## The task
Copy all lines holding the word "heart" from the entries.

————————

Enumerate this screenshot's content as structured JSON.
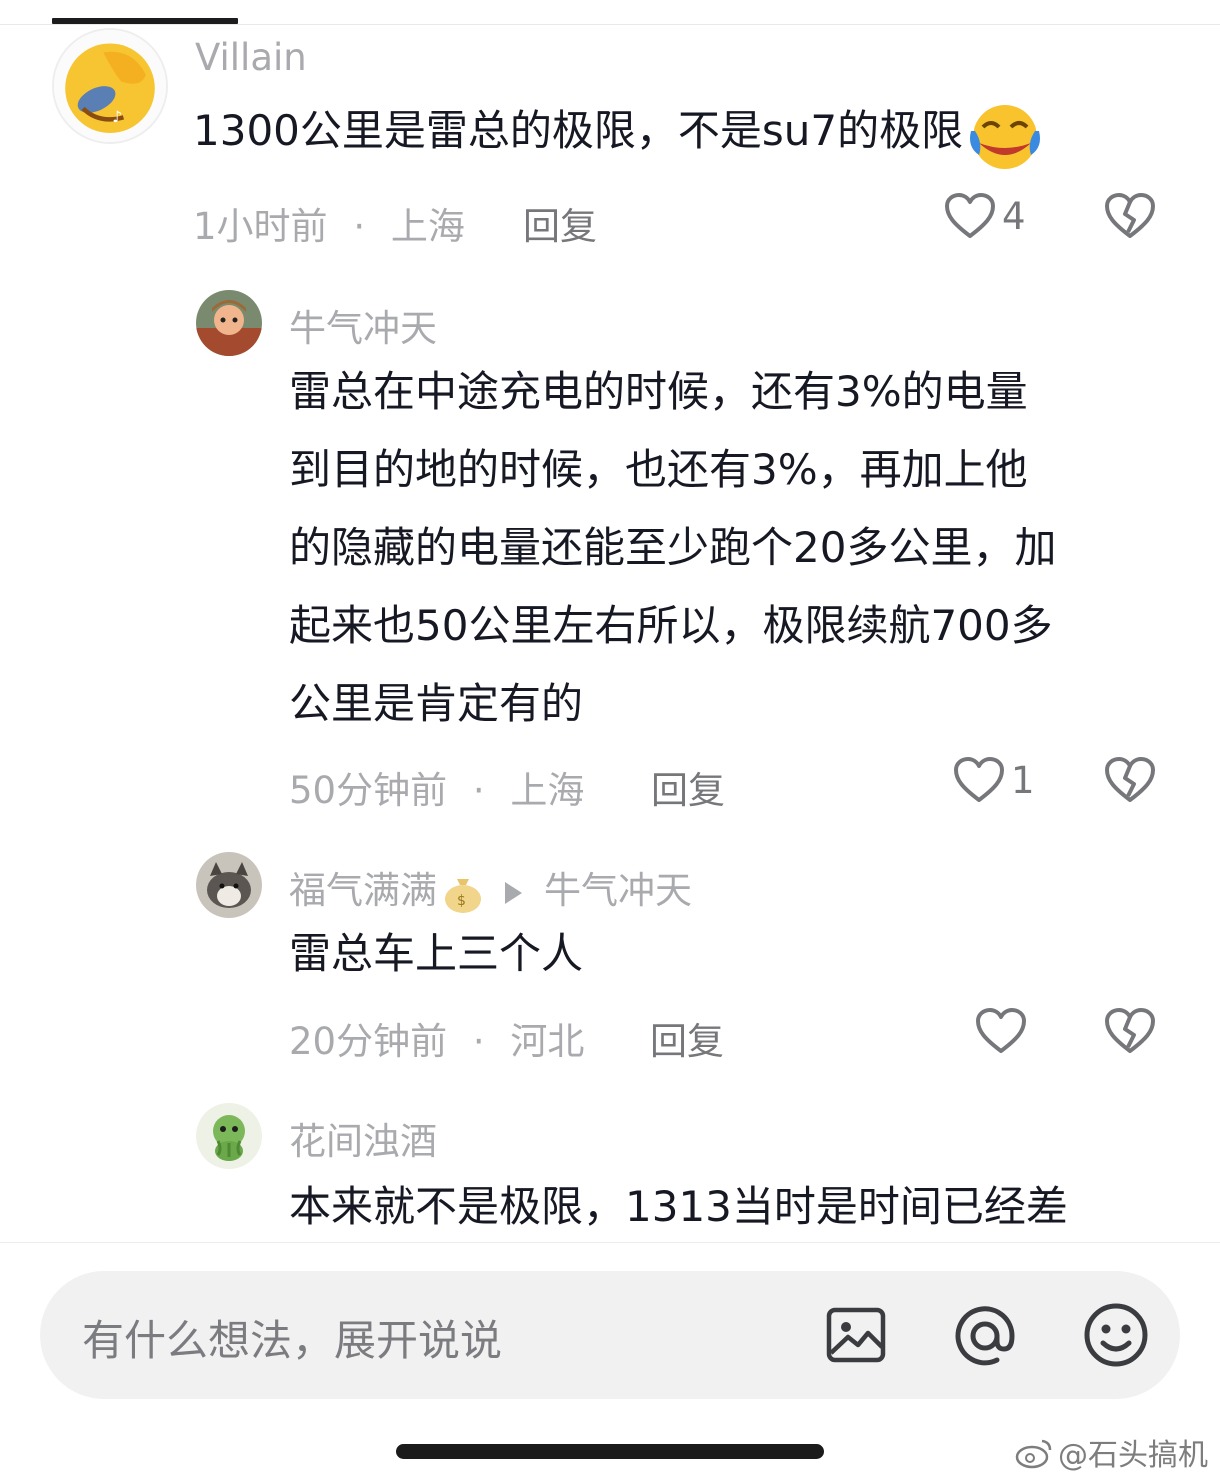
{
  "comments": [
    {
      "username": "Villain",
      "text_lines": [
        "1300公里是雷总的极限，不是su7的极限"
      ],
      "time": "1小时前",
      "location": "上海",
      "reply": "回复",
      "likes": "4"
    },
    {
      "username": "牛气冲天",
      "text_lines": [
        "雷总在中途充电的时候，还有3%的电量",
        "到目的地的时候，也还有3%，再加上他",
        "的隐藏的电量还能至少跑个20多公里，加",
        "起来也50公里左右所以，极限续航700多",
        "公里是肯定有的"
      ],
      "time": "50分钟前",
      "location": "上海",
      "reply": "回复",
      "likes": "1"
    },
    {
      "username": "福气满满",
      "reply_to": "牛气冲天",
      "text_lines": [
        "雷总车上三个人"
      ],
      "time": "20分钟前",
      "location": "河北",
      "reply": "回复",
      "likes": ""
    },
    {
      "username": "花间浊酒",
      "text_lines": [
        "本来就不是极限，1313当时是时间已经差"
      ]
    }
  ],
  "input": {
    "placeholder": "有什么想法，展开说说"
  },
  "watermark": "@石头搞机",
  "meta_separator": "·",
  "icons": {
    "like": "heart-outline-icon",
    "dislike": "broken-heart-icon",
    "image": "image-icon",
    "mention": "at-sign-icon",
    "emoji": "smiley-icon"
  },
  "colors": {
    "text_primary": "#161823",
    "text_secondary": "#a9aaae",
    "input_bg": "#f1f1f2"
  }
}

————————

## Response for this exercise
    "like": "heart-outline-icon",
    "dislike": "broken-heart-icon",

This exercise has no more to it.